[start Excerpted data]
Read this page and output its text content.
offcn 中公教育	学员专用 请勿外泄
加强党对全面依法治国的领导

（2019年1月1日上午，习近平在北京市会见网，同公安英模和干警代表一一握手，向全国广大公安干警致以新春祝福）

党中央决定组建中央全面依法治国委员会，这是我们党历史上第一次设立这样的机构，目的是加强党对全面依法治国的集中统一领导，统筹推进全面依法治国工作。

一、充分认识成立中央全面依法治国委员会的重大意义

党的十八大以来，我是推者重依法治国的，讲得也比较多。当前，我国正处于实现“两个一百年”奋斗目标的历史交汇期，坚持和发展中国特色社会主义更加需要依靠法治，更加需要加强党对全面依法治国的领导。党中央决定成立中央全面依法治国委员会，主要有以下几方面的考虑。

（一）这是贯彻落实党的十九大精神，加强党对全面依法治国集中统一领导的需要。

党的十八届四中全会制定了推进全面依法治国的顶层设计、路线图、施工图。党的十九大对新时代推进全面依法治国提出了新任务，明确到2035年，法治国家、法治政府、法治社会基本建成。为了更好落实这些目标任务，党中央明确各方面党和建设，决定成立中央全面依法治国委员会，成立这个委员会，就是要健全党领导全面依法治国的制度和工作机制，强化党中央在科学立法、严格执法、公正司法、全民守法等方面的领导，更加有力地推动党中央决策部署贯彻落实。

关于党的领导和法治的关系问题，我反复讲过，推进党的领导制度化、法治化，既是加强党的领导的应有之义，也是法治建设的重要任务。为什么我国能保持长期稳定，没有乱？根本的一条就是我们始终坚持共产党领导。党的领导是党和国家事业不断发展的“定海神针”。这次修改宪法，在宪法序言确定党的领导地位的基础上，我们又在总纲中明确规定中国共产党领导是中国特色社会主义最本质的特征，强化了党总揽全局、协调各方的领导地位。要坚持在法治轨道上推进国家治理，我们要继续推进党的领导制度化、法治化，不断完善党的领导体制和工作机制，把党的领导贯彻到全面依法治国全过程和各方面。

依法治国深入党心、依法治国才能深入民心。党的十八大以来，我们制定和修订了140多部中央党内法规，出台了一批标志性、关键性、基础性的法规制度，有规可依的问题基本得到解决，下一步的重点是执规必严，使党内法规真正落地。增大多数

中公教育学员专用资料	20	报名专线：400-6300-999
[end Excerpted data]
:: What is required ::
Repeat all of the records above exactly as written.

:: Task solution ::
Read this page and output its text content.
offcn 中公教育	学员专用 请勿外泄
加强党对全面依法治国的领导

（2019年1月1日上午，习近平在北京市会见网，同公安英模和干警代表一一握手，向全国广大公安干警致以新春祝福）

党中央决定组建中央全面依法治国委员会，这是我们党历史上第一次设立这样的机构，目的是加强党对全面依法治国的集中统一领导，统筹推进全面依法治国工作。

一、充分认识成立中央全面依法治国委员会的重大意义

党的十八大以来，我是推者重依法治国的，讲得也比较多。当前，我国正处于实现“两个一百年”奋斗目标的历史交汇期，坚持和发展中国特色社会主义更加需要依靠法治，更加需要加强党对全面依法治国的领导。党中央决定成立中央全面依法治国委员会，主要有以下几方面的考虑。

（一）这是贯彻落实党的十九大精神，加强党对全面依法治国集中统一领导的需要。

党的十八届四中全会制定了推进全面依法治国的顶层设计、路线图、施工图。党的十九大对新时代推进全面依法治国提出了新任务，明确到2035年，法治国家、法治政府、法治社会基本建成。为了更好落实这些目标任务，党中央明确各方面党和建设，决定成立中央全面依法治国委员会，成立这个委员会，就是要健全党领导全面依法治国的制度和工作机制，强化党中央在科学立法、严格执法、公正司法、全民守法等方面的领导，更加有力地推动党中央决策部署贯彻落实。

关于党的领导和法治的关系问题，我反复讲过，推进党的领导制度化、法治化，既是加强党的领导的应有之义，也是法治建设的重要任务。为什么我国能保持长期稳定，没有乱？根本的一条就是我们始终坚持共产党领导。党的领导是党和国家事业不断发展的“定海神针”。这次修改宪法，在宪法序言确定党的领导地位的基础上，我们又在总纲中明确规定中国共产党领导是中国特色社会主义最本质的特征，强化了党总揽全局、协调各方的领导地位。要坚持在法治轨道上推进国家治理，我们要继续推进党的领导制度化、法治化，不断完善党的领导体制和工作机制，把党的领导贯彻到全面依法治国全过程和各方面。

依法治国深入党心、依法治国才能深入民心。党的十八大以来，我们制定和修订了140多部中央党内法规，出台了一批标志性、关键性、基础性的法规制度，有规可依的问题基本得到解决，下一步的重点是执规必严，使党内法规真正落地。增大多数

中公教育学员专用资料	20	报名专线：400-6300-999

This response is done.